=== Records shown ===

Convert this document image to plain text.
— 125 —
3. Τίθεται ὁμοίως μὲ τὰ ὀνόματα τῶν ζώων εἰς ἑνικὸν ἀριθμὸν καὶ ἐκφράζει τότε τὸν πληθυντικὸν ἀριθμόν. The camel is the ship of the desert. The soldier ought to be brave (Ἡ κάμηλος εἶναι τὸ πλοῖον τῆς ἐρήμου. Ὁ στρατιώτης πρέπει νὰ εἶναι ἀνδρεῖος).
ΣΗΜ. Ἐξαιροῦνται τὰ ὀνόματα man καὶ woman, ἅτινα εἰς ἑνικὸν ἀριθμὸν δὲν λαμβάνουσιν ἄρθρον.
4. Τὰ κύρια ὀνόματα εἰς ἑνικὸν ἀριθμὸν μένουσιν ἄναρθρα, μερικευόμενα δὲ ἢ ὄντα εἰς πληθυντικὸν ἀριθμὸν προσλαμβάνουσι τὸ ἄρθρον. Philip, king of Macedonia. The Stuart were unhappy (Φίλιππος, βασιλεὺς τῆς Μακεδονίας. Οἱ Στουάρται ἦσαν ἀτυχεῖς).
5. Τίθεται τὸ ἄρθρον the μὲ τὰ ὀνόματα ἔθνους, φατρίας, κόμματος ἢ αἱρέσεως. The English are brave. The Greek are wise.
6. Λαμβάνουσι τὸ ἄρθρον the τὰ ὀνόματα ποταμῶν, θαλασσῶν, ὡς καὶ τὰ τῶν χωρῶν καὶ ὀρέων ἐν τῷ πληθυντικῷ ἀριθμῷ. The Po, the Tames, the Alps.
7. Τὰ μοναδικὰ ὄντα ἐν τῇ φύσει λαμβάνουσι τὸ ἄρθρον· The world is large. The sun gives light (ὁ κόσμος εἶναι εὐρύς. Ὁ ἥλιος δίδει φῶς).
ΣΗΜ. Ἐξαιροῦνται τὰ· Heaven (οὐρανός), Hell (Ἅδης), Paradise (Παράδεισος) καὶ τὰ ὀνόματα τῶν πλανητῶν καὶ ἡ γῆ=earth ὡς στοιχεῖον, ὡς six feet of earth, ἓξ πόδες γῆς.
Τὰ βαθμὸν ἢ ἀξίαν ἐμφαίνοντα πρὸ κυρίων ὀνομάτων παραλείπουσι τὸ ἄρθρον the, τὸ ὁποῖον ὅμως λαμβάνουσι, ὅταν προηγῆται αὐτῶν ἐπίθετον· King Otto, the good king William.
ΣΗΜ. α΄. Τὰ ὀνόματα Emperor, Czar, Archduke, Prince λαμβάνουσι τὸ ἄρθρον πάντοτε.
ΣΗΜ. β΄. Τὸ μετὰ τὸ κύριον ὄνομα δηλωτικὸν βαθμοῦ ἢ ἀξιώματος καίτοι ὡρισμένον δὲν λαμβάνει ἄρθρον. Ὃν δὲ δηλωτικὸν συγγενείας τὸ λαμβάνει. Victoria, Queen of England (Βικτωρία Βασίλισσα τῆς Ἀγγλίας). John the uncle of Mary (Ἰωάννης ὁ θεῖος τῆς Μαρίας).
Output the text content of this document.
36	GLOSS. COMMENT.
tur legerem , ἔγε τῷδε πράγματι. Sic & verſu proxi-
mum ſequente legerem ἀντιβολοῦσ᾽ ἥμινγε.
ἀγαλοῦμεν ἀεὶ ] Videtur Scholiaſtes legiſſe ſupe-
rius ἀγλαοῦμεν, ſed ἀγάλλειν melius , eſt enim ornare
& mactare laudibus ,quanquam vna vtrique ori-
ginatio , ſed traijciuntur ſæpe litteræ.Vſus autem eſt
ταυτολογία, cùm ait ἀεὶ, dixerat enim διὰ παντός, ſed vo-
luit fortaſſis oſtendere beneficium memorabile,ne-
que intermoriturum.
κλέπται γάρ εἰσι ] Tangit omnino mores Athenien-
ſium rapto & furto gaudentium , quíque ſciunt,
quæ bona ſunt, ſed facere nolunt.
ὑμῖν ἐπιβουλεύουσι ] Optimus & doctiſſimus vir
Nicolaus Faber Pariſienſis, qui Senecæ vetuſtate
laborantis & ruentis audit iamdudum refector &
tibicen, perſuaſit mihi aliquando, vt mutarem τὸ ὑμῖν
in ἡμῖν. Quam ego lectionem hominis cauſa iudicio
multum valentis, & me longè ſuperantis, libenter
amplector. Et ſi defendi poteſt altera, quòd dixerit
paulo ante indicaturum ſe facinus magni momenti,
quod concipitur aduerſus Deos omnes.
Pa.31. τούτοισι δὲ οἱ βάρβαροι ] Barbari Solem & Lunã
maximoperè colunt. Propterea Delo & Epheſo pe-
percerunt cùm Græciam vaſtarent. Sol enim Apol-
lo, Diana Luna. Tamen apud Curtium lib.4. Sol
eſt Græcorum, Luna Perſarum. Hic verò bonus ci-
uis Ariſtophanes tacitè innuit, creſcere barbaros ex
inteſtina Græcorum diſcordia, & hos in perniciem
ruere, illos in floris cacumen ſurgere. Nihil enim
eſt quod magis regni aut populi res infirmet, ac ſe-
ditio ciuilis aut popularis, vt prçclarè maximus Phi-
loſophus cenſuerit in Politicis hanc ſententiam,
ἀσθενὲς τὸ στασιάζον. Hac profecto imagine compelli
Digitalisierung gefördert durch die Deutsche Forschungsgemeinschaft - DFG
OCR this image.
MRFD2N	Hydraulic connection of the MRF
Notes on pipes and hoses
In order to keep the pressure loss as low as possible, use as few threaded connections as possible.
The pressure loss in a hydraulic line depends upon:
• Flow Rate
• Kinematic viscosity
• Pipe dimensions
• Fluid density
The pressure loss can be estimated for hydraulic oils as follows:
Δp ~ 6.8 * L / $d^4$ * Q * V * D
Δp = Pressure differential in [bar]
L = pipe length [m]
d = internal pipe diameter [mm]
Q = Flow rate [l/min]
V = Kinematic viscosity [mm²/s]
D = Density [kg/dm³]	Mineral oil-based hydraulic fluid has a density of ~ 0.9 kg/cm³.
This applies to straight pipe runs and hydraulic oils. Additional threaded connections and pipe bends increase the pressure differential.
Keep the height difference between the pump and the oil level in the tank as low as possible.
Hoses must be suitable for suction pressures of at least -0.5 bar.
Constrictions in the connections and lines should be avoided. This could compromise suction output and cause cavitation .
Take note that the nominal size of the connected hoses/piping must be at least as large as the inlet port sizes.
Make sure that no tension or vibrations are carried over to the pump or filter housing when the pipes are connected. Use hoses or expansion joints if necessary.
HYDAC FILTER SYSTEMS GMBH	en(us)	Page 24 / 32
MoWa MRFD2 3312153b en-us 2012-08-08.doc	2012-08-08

===

Aim of the task. Send back all of the entries exactly, with nothing missing.

Written response.
Convert this document image to plain text.
— 125 —
3. Τίθεται ὁμοίως μὲ τὰ ὀνόματα τῶν ζώων εἰς ἑνικὸν ἀριθμὸν καὶ ἐκφράζει τότε τὸν πληθυντικὸν ἀριθμόν. The camel is the ship of the desert. The soldier ought to be brave (Ἡ κάμηλος εἶναι τὸ πλοῖον τῆς ἐρήμου. Ὁ στρατιώτης πρέπει νὰ εἶναι ἀνδρεῖος).
ΣΗΜ. Ἐξαιροῦνται τὰ ὀνόματα man καὶ woman, ἅτινα εἰς ἑνικὸν ἀριθμὸν δὲν λαμβάνουσιν ἄρθρον.
4. Τὰ κύρια ὀνόματα εἰς ἑνικὸν ἀριθμὸν μένουσιν ἄναρθρα, μερικευόμενα δὲ ἢ ὄντα εἰς πληθυντικὸν ἀριθμὸν προσλαμβάνουσι τὸ ἄρθρον. Philip, king of Macedonia. The Stuart were unhappy (Φίλιππος, βασιλεὺς τῆς Μακεδονίας. Οἱ Στουάρται ἦσαν ἀτυχεῖς).
5. Τίθεται τὸ ἄρθρον the μὲ τὰ ὀνόματα ἔθνους, φατρίας, κόμματος ἢ αἱρέσεως. The English are brave. The Greek are wise.
6. Λαμβάνουσι τὸ ἄρθρον the τὰ ὀνόματα ποταμῶν, θαλασσῶν, ὡς καὶ τὰ τῶν χωρῶν καὶ ὀρέων ἐν τῷ πληθυντικῷ ἀριθμῷ. The Po, the Tames, the Alps.
7. Τὰ μοναδικὰ ὄντα ἐν τῇ φύσει λαμβάνουσι τὸ ἄρθρον· The world is large. The sun gives light (ὁ κόσμος εἶναι εὐρύς. Ὁ ἥλιος δίδει φῶς).
ΣΗΜ. Ἐξαιροῦνται τὰ· Heaven (οὐρανός), Hell (Ἅδης), Paradise (Παράδεισος) καὶ τὰ ὀνόματα τῶν πλανητῶν καὶ ἡ γῆ=earth ὡς στοιχεῖον, ὡς six feet of earth, ἓξ πόδες γῆς.
Τὰ βαθμὸν ἢ ἀξίαν ἐμφαίνοντα πρὸ κυρίων ὀνομάτων παραλείπουσι τὸ ἄρθρον the, τὸ ὁποῖον ὅμως λαμβάνουσι, ὅταν προηγῆται αὐτῶν ἐπίθετον· King Otto, the good king William.
ΣΗΜ. α΄. Τὰ ὀνόματα Emperor, Czar, Archduke, Prince λαμβάνουσι τὸ ἄρθρον πάντοτε.
ΣΗΜ. β΄. Τὸ μετὰ τὸ κύριον ὄνομα δηλωτικὸν βαθμοῦ ἢ ἀξιώματος καίτοι ὡρισμένον δὲν λαμβάνει ἄρθρον. Ὃν δὲ δηλωτικὸν συγγενείας τὸ λαμβάνει. Victoria, Queen of England (Βικτωρία Βασίλισσα τῆς Ἀγγλίας). John the uncle of Mary (Ἰωάννης ὁ θεῖος τῆς Μαρίας).
Output the text content of this document.
36	GLOSS. COMMENT.
tur legerem , ἔγε τῷδε πράγματι. Sic & verſu proxi-
mum ſequente legerem ἀντιβολοῦσ᾽ ἥμινγε.
ἀγαλοῦμεν ἀεὶ ] Videtur Scholiaſtes legiſſe ſupe-
rius ἀγλαοῦμεν, ſed ἀγάλλειν melius , eſt enim ornare
& mactare laudibus ,quanquam vna vtrique ori-
ginatio , ſed traijciuntur ſæpe litteræ.Vſus autem eſt
ταυτολογία, cùm ait ἀεὶ, dixerat enim διὰ παντός, ſed vo-
luit fortaſſis oſtendere beneficium memorabile,ne-
que intermoriturum.
κλέπται γάρ εἰσι ] Tangit omnino mores Athenien-
ſium rapto & furto gaudentium , quíque ſciunt,
quæ bona ſunt, ſed facere nolunt.
ὑμῖν ἐπιβουλεύουσι ] Optimus & doctiſſimus vir
Nicolaus Faber Pariſienſis, qui Senecæ vetuſtate
laborantis & ruentis audit iamdudum refector &
tibicen, perſuaſit mihi aliquando, vt mutarem τὸ ὑμῖν
in ἡμῖν. Quam ego lectionem hominis cauſa iudicio
multum valentis, & me longè ſuperantis, libenter
amplector. Et ſi defendi poteſt altera, quòd dixerit
paulo ante indicaturum ſe facinus magni momenti,
quod concipitur aduerſus Deos omnes.
Pa.31. τούτοισι δὲ οἱ βάρβαροι ] Barbari Solem & Lunã
maximoperè colunt. Propterea Delo & Epheſo pe-
percerunt cùm Græciam vaſtarent. Sol enim Apol-
lo, Diana Luna. Tamen apud Curtium lib.4. Sol
eſt Græcorum, Luna Perſarum. Hic verò bonus ci-
uis Ariſtophanes tacitè innuit, creſcere barbaros ex
inteſtina Græcorum diſcordia, & hos in perniciem
ruere, illos in floris cacumen ſurgere. Nihil enim
eſt quod magis regni aut populi res infirmet, ac ſe-
ditio ciuilis aut popularis, vt prçclarè maximus Phi-
loſophus cenſuerit in Politicis hanc ſententiam,
ἀσθενὲς τὸ στασιάζον. Hac profecto imagine compelli
Digitalisierung gefördert durch die Deutsche Forschungsgemeinschaft - DFG
OCR this image.
MRFD2N	Hydraulic connection of the MRF
Notes on pipes and hoses
In order to keep the pressure loss as low as possible, use as few threaded connections as possible.
The pressure loss in a hydraulic line depends upon:
• Flow Rate
• Kinematic viscosity
• Pipe dimensions
• Fluid density
The pressure loss can be estimated for hydraulic oils as follows:
Δp ~ 6.8 * L / $d^4$ * Q * V * D
Δp = Pressure differential in [bar]
L = pipe length [m]
d = internal pipe diameter [mm]
Q = Flow rate [l/min]
V = Kinematic viscosity [mm²/s]
D = Density [kg/dm³]	Mineral oil-based hydraulic fluid has a density of ~ 0.9 kg/cm³.
This applies to straight pipe runs and hydraulic oils. Additional threaded connections and pipe bends increase the pressure differential.
Keep the height difference between the pump and the oil level in the tank as low as possible.
Hoses must be suitable for suction pressures of at least -0.5 bar.
Constrictions in the connections and lines should be avoided. This could compromise suction output and cause cavitation .
Take note that the nominal size of the connected hoses/piping must be at least as large as the inlet port sizes.
Make sure that no tension or vibrations are carried over to the pump or filter housing when the pipes are connected. Use hoses or expansion joints if necessary.
HYDAC FILTER SYSTEMS GMBH	en(us)	Page 24 / 32
MoWa MRFD2 3312153b en-us 2012-08-08.doc	2012-08-08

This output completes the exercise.